- Work instructions -
Across the listing below, how many lines hold "subtitle"? Reply with the number by itself.

- Data for this task -

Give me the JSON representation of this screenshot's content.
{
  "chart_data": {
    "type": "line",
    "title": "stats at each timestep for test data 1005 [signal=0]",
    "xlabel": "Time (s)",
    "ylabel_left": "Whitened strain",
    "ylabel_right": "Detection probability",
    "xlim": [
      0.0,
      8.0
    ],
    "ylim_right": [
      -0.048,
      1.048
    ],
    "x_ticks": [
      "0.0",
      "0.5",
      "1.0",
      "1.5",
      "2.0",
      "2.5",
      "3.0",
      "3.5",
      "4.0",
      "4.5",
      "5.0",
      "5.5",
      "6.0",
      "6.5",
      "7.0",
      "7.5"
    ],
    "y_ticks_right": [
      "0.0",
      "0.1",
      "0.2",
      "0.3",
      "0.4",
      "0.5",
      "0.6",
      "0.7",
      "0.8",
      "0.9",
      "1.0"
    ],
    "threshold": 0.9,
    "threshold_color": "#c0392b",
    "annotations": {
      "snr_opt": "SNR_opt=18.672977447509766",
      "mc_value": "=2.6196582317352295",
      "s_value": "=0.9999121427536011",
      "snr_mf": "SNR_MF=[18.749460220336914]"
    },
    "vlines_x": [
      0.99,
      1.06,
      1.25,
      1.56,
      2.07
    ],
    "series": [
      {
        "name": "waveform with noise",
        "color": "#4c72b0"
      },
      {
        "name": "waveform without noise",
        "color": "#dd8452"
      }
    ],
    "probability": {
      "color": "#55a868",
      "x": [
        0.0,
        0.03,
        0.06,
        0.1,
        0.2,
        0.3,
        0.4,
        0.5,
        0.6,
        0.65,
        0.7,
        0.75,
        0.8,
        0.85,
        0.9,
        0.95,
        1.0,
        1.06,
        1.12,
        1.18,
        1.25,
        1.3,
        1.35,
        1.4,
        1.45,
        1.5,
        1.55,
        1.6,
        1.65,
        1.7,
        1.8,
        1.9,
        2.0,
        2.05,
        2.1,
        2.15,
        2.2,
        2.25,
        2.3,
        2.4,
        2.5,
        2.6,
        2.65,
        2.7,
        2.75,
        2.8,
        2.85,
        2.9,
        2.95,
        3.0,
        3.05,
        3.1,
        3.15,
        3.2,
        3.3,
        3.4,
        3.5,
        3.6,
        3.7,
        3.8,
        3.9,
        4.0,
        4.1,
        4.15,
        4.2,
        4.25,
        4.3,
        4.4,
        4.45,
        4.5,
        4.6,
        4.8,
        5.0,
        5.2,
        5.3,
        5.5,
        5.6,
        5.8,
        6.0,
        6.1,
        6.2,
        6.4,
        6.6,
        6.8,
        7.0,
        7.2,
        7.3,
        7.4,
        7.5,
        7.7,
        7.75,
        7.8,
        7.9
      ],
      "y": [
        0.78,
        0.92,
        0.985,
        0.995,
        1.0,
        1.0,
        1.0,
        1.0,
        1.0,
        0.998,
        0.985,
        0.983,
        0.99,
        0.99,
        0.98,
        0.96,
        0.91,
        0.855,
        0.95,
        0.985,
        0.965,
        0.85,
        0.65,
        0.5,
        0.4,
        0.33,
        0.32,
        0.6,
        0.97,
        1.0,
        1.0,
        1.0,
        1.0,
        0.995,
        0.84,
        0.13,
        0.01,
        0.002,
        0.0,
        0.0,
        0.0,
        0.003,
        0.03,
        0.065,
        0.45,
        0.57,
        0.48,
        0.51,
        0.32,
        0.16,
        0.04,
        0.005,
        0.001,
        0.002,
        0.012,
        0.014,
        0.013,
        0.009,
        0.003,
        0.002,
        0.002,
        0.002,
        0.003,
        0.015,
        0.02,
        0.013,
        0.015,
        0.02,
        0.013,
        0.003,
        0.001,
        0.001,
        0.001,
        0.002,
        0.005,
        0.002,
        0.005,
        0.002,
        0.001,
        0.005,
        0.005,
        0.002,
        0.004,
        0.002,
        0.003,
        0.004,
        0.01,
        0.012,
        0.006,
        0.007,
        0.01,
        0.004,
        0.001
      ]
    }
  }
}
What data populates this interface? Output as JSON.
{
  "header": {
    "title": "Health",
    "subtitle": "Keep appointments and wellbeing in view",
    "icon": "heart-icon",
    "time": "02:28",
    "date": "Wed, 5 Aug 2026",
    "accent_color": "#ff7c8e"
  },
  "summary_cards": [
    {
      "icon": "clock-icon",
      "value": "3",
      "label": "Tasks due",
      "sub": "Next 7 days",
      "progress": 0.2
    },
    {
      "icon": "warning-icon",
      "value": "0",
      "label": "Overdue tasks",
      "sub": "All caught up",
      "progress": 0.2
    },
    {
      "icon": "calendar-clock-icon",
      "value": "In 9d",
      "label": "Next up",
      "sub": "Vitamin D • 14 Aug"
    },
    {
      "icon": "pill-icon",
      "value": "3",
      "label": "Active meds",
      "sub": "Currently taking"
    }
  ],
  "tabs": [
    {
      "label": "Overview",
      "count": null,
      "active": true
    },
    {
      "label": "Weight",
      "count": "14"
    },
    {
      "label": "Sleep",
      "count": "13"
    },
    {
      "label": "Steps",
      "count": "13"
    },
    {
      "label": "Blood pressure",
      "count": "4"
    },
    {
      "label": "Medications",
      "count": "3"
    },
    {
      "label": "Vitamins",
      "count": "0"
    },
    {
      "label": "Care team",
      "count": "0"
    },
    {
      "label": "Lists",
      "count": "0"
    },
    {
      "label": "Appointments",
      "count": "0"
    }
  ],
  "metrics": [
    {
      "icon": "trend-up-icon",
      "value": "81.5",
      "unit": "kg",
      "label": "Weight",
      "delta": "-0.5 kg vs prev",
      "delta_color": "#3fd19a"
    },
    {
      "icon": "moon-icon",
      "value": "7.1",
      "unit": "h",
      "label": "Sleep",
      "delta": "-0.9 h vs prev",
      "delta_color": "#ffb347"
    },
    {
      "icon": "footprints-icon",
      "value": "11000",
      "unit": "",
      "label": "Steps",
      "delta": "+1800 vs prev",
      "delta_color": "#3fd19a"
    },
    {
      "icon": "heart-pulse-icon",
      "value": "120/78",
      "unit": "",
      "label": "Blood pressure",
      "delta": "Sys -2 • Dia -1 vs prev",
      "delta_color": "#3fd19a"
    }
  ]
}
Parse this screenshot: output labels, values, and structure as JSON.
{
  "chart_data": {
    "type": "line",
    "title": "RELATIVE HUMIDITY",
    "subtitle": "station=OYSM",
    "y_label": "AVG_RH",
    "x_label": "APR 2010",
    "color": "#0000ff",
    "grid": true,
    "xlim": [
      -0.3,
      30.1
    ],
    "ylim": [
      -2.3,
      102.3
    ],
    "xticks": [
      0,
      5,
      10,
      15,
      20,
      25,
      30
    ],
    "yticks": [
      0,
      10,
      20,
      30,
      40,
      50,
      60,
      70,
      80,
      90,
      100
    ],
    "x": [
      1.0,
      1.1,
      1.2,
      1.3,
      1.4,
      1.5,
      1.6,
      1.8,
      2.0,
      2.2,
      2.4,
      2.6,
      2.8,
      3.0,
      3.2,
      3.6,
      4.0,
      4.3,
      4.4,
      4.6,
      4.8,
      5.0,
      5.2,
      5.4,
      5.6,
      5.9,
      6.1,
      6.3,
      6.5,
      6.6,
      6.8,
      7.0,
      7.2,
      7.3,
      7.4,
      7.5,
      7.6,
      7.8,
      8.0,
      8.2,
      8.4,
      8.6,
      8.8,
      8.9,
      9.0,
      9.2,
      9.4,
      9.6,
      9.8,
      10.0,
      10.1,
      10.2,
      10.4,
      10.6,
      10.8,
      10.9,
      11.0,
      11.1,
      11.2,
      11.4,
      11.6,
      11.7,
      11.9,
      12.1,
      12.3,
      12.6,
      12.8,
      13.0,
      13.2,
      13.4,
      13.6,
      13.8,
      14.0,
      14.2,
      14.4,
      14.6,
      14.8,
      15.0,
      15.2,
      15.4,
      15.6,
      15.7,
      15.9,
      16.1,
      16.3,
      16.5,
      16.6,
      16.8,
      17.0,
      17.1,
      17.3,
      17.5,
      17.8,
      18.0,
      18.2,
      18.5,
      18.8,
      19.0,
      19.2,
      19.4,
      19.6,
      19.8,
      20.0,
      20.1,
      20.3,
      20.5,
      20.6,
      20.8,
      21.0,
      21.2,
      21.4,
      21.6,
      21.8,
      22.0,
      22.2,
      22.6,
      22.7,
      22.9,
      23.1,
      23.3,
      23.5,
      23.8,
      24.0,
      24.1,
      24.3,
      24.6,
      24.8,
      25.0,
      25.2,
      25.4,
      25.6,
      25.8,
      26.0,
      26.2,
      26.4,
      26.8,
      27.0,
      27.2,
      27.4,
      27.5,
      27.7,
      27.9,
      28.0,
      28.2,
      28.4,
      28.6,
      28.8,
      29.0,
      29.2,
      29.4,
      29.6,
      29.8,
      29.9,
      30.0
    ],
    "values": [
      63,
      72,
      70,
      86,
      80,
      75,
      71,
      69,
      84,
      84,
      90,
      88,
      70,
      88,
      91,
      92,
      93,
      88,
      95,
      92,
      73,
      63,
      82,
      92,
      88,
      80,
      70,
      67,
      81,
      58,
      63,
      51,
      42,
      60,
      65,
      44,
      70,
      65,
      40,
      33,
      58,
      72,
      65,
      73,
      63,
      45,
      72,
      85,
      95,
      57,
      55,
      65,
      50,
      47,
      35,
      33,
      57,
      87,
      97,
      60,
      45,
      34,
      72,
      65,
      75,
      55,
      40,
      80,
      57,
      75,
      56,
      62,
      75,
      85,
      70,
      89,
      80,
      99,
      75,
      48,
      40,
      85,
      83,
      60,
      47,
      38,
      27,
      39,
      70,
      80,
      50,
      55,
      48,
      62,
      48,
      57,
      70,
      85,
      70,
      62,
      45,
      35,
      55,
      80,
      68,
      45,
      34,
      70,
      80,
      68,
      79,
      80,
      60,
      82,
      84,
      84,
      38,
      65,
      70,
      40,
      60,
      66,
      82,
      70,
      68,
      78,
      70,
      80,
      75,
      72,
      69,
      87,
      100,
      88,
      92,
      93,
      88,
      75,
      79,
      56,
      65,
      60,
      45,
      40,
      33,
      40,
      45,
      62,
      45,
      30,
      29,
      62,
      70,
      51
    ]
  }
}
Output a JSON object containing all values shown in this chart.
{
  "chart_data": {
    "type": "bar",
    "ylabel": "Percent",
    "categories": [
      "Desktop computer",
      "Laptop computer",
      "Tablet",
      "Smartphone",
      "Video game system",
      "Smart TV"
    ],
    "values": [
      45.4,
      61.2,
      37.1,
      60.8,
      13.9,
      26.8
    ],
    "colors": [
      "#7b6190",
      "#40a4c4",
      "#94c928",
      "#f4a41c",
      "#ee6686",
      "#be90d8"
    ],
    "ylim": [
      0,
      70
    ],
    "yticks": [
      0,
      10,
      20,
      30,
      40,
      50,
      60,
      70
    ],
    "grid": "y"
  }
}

- The answer -
2